**TASK OBJECTIVE**
Retype every line of the records below verbatim, omitting the pictures.
** START OF EXCERPTED DATA **
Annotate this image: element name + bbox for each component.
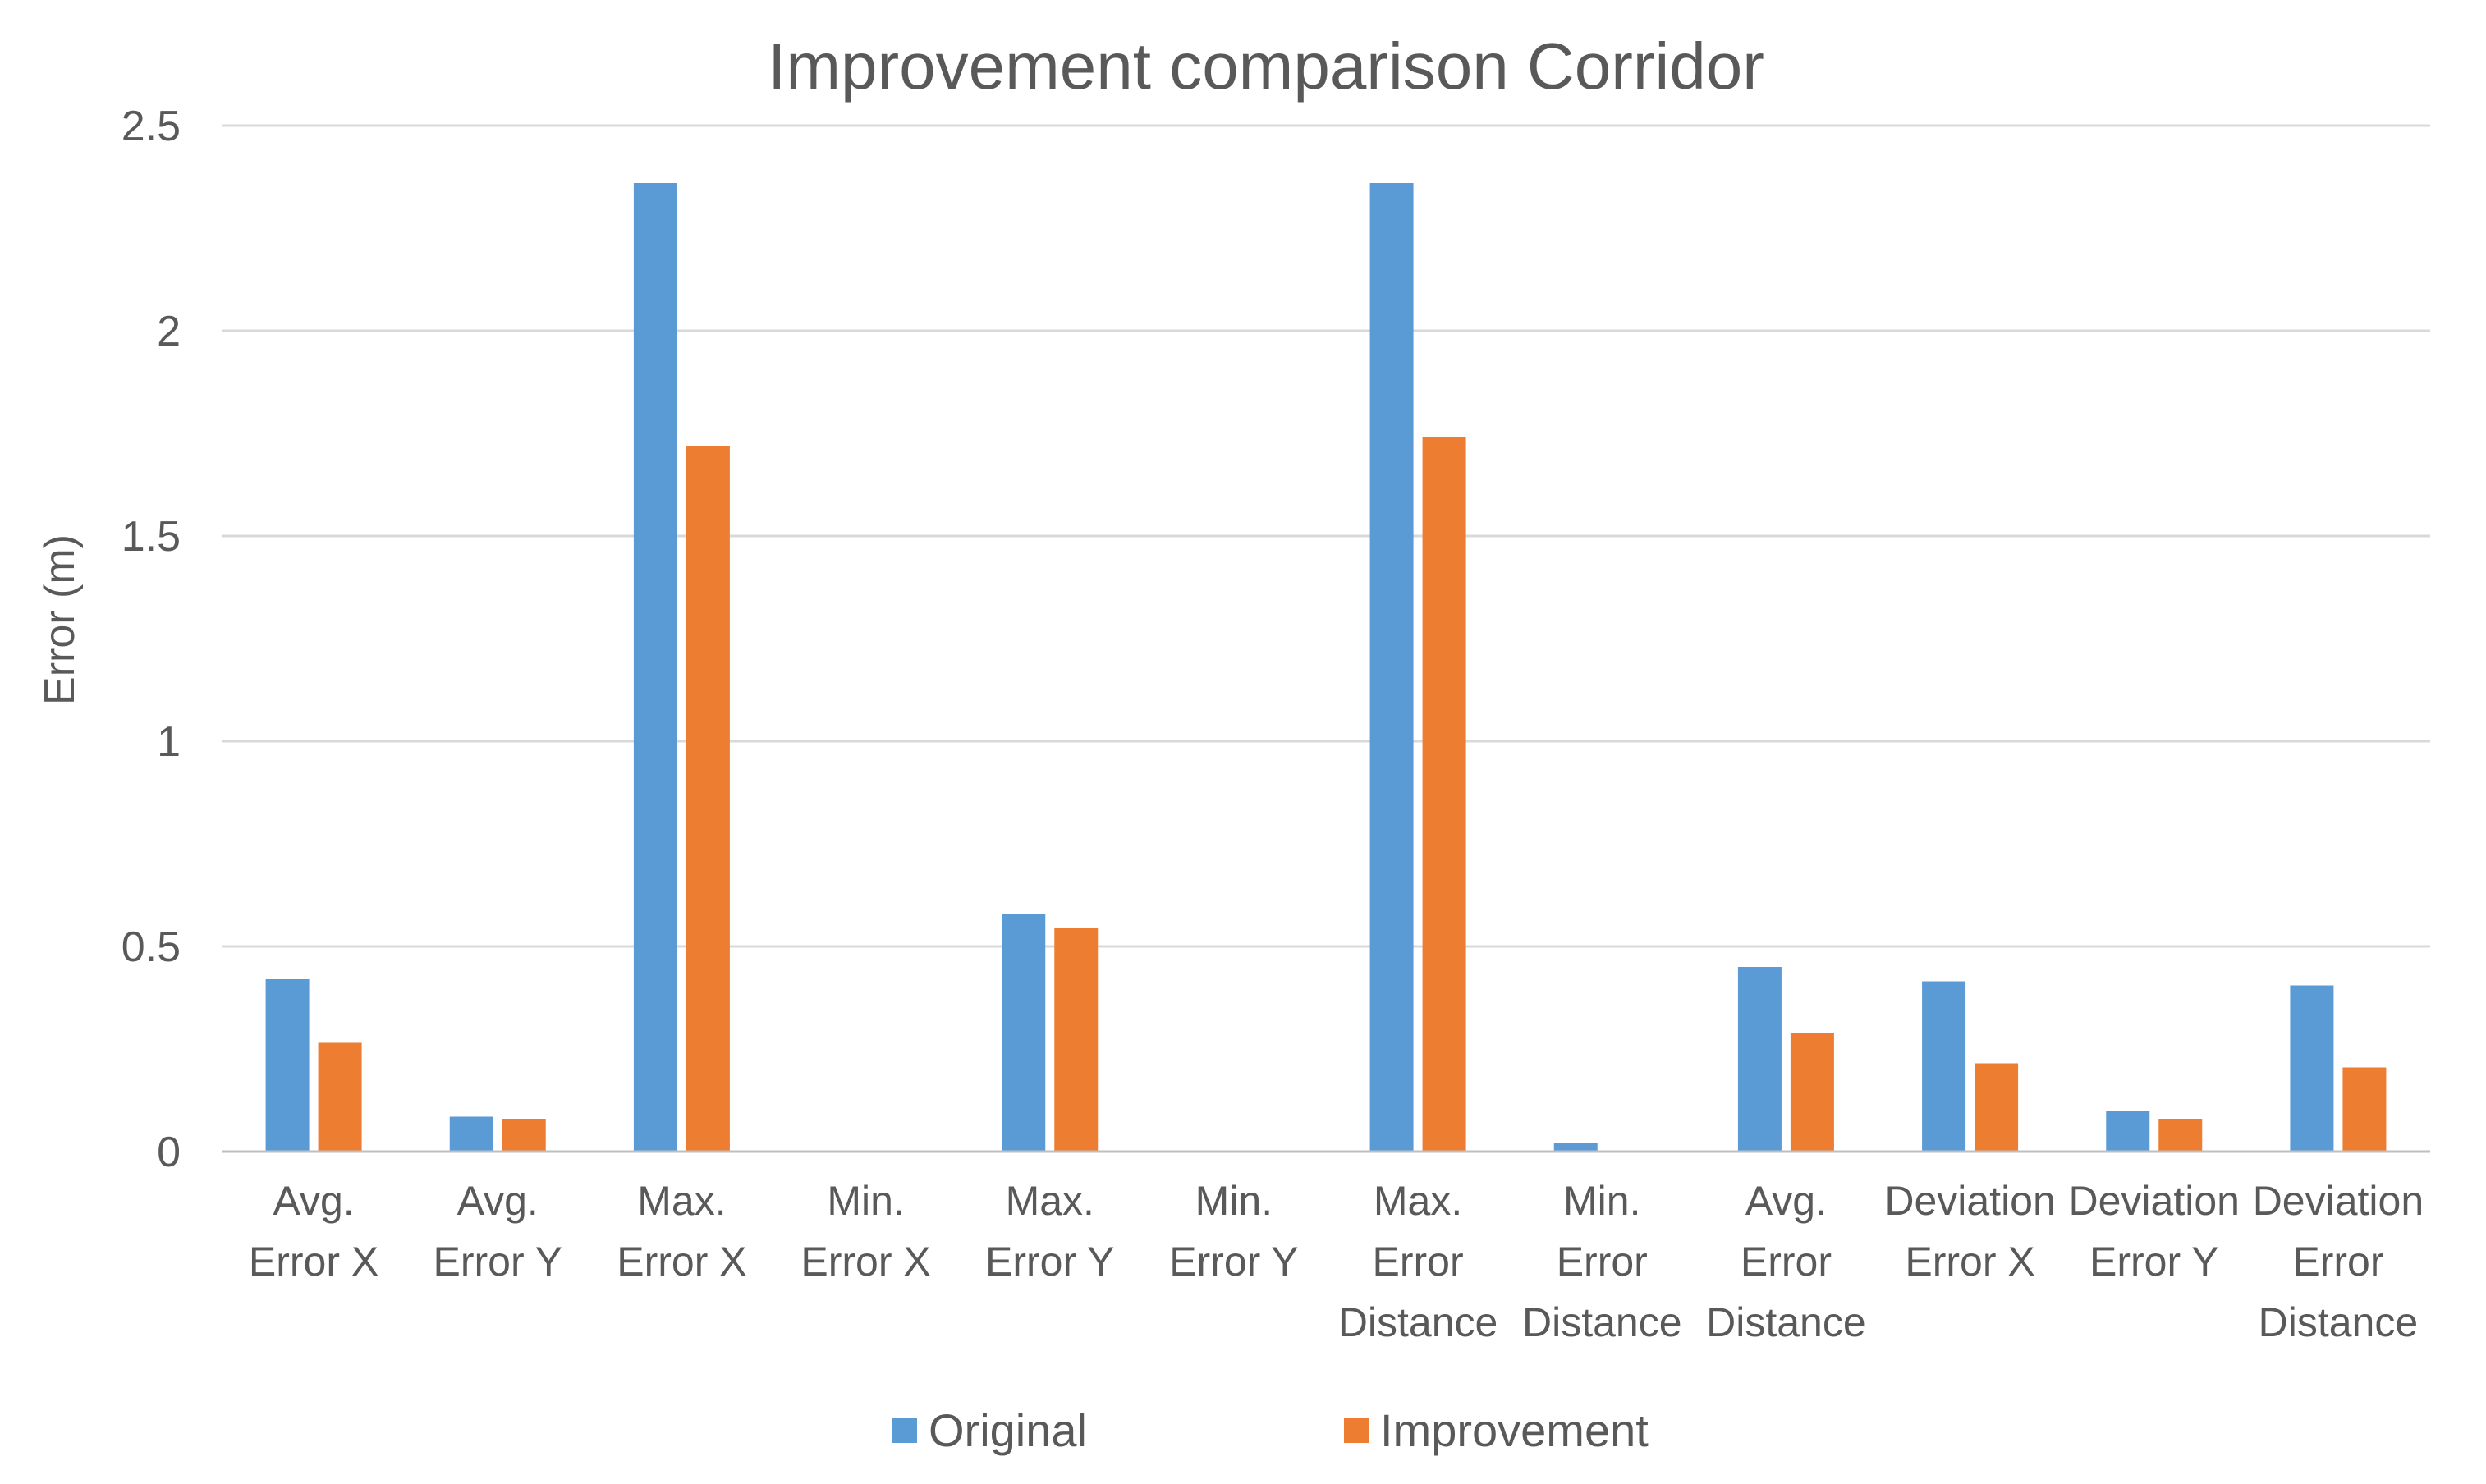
- x-tick-label: Deviation Error Y: [2069, 1178, 2240, 1285]
- bar-original-10: [2106, 1111, 2150, 1152]
- bar-original-9: [1922, 981, 1966, 1152]
- bar-original-2: [633, 183, 677, 1152]
- legend-label-improvement: Improvement: [1380, 1404, 1649, 1456]
- y-tick-label: 0.5: [122, 923, 181, 971]
- x-tick-label-line: Avg.: [1745, 1178, 1827, 1224]
- x-tick-label-line: Max.: [1006, 1178, 1094, 1224]
- x-tick-label-line: Error X: [249, 1239, 378, 1285]
- x-tick-label: Avg. Error X: [249, 1178, 378, 1285]
- x-tick-label-line: Deviation: [2069, 1178, 2240, 1224]
- bar-original-6: [1369, 183, 1414, 1152]
- x-axis-tick-labels: Avg. Error X Avg. Error Y Max. Error X Min. Err…: [249, 1178, 2424, 1345]
- x-tick-label: Avg. Error Distance: [1706, 1178, 1866, 1345]
- x-tick-label: Deviation Error Distance: [2253, 1178, 2424, 1345]
- bar-improvement-10: [2158, 1119, 2203, 1152]
- gridlines: [222, 124, 2430, 948]
- legend-label-original: Original: [929, 1404, 1087, 1456]
- y-tick-label: 0: [157, 1129, 181, 1176]
- x-tick-label-line: Distance: [2259, 1299, 2419, 1345]
- x-tick-label-line: Max.: [1374, 1178, 1462, 1224]
- bar-original-11: [2290, 985, 2334, 1152]
- x-tick-label: Min. Error X: [800, 1178, 930, 1285]
- x-tick-label-line: Error Y: [985, 1239, 1114, 1285]
- x-tick-label: Avg. Error Y: [433, 1178, 562, 1285]
- bar-improvement-1: [502, 1119, 546, 1152]
- y-tick-label: 1.5: [122, 513, 181, 561]
- x-tick-label-line: Deviation: [2253, 1178, 2424, 1224]
- x-tick-label-line: Error Y: [1169, 1239, 1298, 1285]
- bar-original-8: [1737, 967, 1782, 1152]
- bar-improvement-8: [1790, 1033, 1834, 1152]
- x-tick-label: Max. Error Y: [985, 1178, 1114, 1285]
- legend-swatch-improvement: [1344, 1418, 1369, 1443]
- bar-improvement-0: [318, 1042, 362, 1152]
- x-tick-label-line: Error: [2292, 1239, 2383, 1285]
- bar-improvement-11: [2342, 1067, 2387, 1152]
- x-tick-label-line: Avg.: [457, 1178, 539, 1224]
- y-tick-label: 1: [157, 718, 181, 766]
- bar-original-4: [1002, 914, 1046, 1152]
- x-tick-label-line: Error X: [800, 1239, 930, 1285]
- x-tick-label-line: Min.: [1563, 1178, 1640, 1224]
- x-tick-label-line: Max.: [637, 1178, 726, 1224]
- x-tick-label: Max. Error X: [617, 1178, 746, 1285]
- bar-original-0: [265, 979, 310, 1152]
- x-tick-label-line: Error Y: [433, 1239, 562, 1285]
- x-tick-label-line: Deviation: [1884, 1178, 2055, 1224]
- bar-improvement-4: [1054, 928, 1099, 1152]
- bar-original-1: [449, 1116, 493, 1152]
- x-tick-label-line: Distance: [1706, 1299, 1866, 1345]
- x-tick-label: Deviation Error X: [1884, 1178, 2055, 1285]
- bar-improvement-6: [1422, 437, 1466, 1152]
- x-tick-label-line: Min.: [1195, 1178, 1273, 1224]
- x-tick-label-line: Avg.: [273, 1178, 355, 1224]
- x-tick-label-line: Error X: [617, 1239, 746, 1285]
- x-tick-label-line: Error: [1557, 1239, 1648, 1285]
- x-tick-label-line: Error: [1741, 1239, 1832, 1285]
- x-tick-label-line: Min.: [827, 1178, 904, 1224]
- bar-original-7: [1553, 1143, 1598, 1152]
- bar-improvement-2: [686, 446, 730, 1152]
- x-tick-label: Min. Error Y: [1169, 1178, 1298, 1285]
- x-tick-label-line: Distance: [1338, 1299, 1498, 1345]
- y-tick-label: 2.5: [122, 103, 181, 150]
- chart-title: Improvement comparison Corridor: [768, 30, 1764, 103]
- y-axis-label: Error (m): [36, 534, 84, 705]
- y-tick-label: 2: [157, 308, 181, 355]
- x-tick-label-line: Error: [1373, 1239, 1464, 1285]
- bars: [265, 183, 2387, 1152]
- x-tick-label: Min. Error Distance: [1522, 1178, 1682, 1345]
- x-tick-label-line: Error Y: [2089, 1239, 2218, 1285]
- x-tick-label-line: Distance: [1522, 1299, 1682, 1345]
- y-axis-ticks: 0 0.5 1 1.5 2 2.5: [122, 103, 181, 1176]
- legend-swatch-original: [892, 1418, 917, 1443]
- bar-improvement-9: [1975, 1063, 2019, 1152]
- x-tick-label-line: Error X: [1905, 1239, 2034, 1285]
- x-tick-label: Max. Error Distance: [1338, 1178, 1498, 1345]
- legend: Original Improvement: [892, 1404, 1649, 1456]
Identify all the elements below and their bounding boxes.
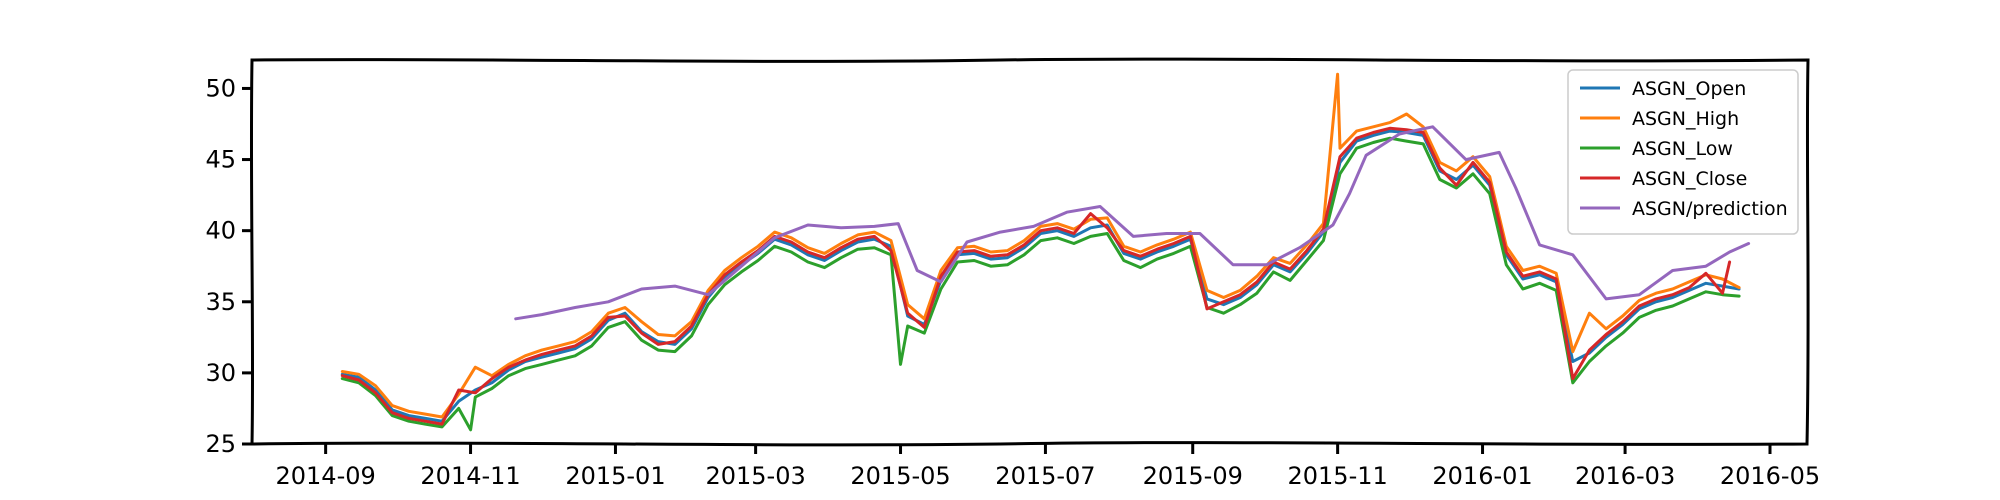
** END OF EXCERPTED DATA **
**CORRECT RESULT**
Annotate this image: element name + bbox for each component.
- x-tick-label: Deviation Error Y: [2069, 1178, 2240, 1285]
- bar-original-10: [2106, 1111, 2150, 1152]
- bar-original-9: [1922, 981, 1966, 1152]
- bar-original-2: [633, 183, 677, 1152]
- legend-label-improvement: Improvement: [1380, 1404, 1649, 1456]
- y-tick-label: 0.5: [122, 923, 181, 971]
- x-tick-label-line: Avg.: [1745, 1178, 1827, 1224]
- x-tick-label-line: Max.: [1006, 1178, 1094, 1224]
- x-tick-label-line: Error X: [249, 1239, 378, 1285]
- x-tick-label: Avg. Error X: [249, 1178, 378, 1285]
- x-tick-label-line: Deviation: [2069, 1178, 2240, 1224]
- bar-original-6: [1369, 183, 1414, 1152]
- x-axis-tick-labels: Avg. Error X Avg. Error Y Max. Error X Min. Err…: [249, 1178, 2424, 1345]
- x-tick-label: Avg. Error Distance: [1706, 1178, 1866, 1345]
- x-tick-label: Deviation Error Distance: [2253, 1178, 2424, 1345]
- bar-improvement-10: [2158, 1119, 2203, 1152]
- gridlines: [222, 124, 2430, 948]
- legend-label-original: Original: [929, 1404, 1087, 1456]
- y-tick-label: 0: [157, 1129, 181, 1176]
- x-tick-label-line: Distance: [2259, 1299, 2419, 1345]
- x-tick-label-line: Max.: [1374, 1178, 1462, 1224]
- bar-original-11: [2290, 985, 2334, 1152]
- x-tick-label: Min. Error X: [800, 1178, 930, 1285]
- x-tick-label-line: Error Y: [985, 1239, 1114, 1285]
- x-tick-label: Avg. Error Y: [433, 1178, 562, 1285]
- bar-improvement-1: [502, 1119, 546, 1152]
- y-tick-label: 1.5: [122, 513, 181, 561]
- x-tick-label-line: Deviation: [2253, 1178, 2424, 1224]
- x-tick-label-line: Error Y: [1169, 1239, 1298, 1285]
- bar-original-8: [1737, 967, 1782, 1152]
- bar-improvement-8: [1790, 1033, 1834, 1152]
- x-tick-label: Max. Error Y: [985, 1178, 1114, 1285]
- legend-swatch-improvement: [1344, 1418, 1369, 1443]
- bar-improvement-0: [318, 1042, 362, 1152]
- x-tick-label-line: Error: [2292, 1239, 2383, 1285]
- bar-improvement-11: [2342, 1067, 2387, 1152]
- x-tick-label-line: Avg.: [457, 1178, 539, 1224]
- y-tick-label: 1: [157, 718, 181, 766]
- bar-original-4: [1002, 914, 1046, 1152]
- x-tick-label-line: Error X: [800, 1239, 930, 1285]
- x-tick-label-line: Min.: [1563, 1178, 1640, 1224]
- x-tick-label-line: Max.: [637, 1178, 726, 1224]
- x-tick-label: Max. Error X: [617, 1178, 746, 1285]
- bar-original-0: [265, 979, 310, 1152]
- x-tick-label-line: Error Y: [433, 1239, 562, 1285]
- x-tick-label-line: Deviation: [1884, 1178, 2055, 1224]
- bar-improvement-4: [1054, 928, 1099, 1152]
- bar-original-1: [449, 1116, 493, 1152]
- x-tick-label-line: Distance: [1706, 1299, 1866, 1345]
- x-tick-label: Deviation Error X: [1884, 1178, 2055, 1285]
- bar-improvement-6: [1422, 437, 1466, 1152]
- x-tick-label-line: Min.: [1195, 1178, 1273, 1224]
- x-tick-label-line: Avg.: [273, 1178, 355, 1224]
- x-tick-label-line: Error X: [617, 1239, 746, 1285]
- x-tick-label-line: Error: [1557, 1239, 1648, 1285]
- x-tick-label-line: Error: [1741, 1239, 1832, 1285]
- x-tick-label-line: Min.: [827, 1178, 904, 1224]
- bar-original-7: [1553, 1143, 1598, 1152]
- bar-improvement-2: [686, 446, 730, 1152]
- x-tick-label: Min. Error Y: [1169, 1178, 1298, 1285]
- x-tick-label-line: Distance: [1338, 1299, 1498, 1345]
- y-tick-label: 2.5: [122, 103, 181, 150]
- chart-title: Improvement comparison Corridor: [768, 30, 1764, 103]
- y-axis-label: Error (m): [36, 534, 84, 705]
- y-tick-label: 2: [157, 308, 181, 355]
- x-tick-label-line: Error: [1373, 1239, 1464, 1285]
- bars: [265, 183, 2387, 1152]
- x-tick-label: Min. Error Distance: [1522, 1178, 1682, 1345]
- x-tick-label-line: Error Y: [2089, 1239, 2218, 1285]
- x-tick-label-line: Distance: [1522, 1299, 1682, 1345]
- y-axis-ticks: 0 0.5 1 1.5 2 2.5: [122, 103, 181, 1176]
- legend-swatch-original: [892, 1418, 917, 1443]
- bar-improvement-9: [1975, 1063, 2019, 1152]
- x-tick-label-line: Error X: [1905, 1239, 2034, 1285]
- x-tick-label: Max. Error Distance: [1338, 1178, 1498, 1345]
- legend: Original Improvement: [892, 1404, 1649, 1456]
Identify all the elements below and their bounding boxes.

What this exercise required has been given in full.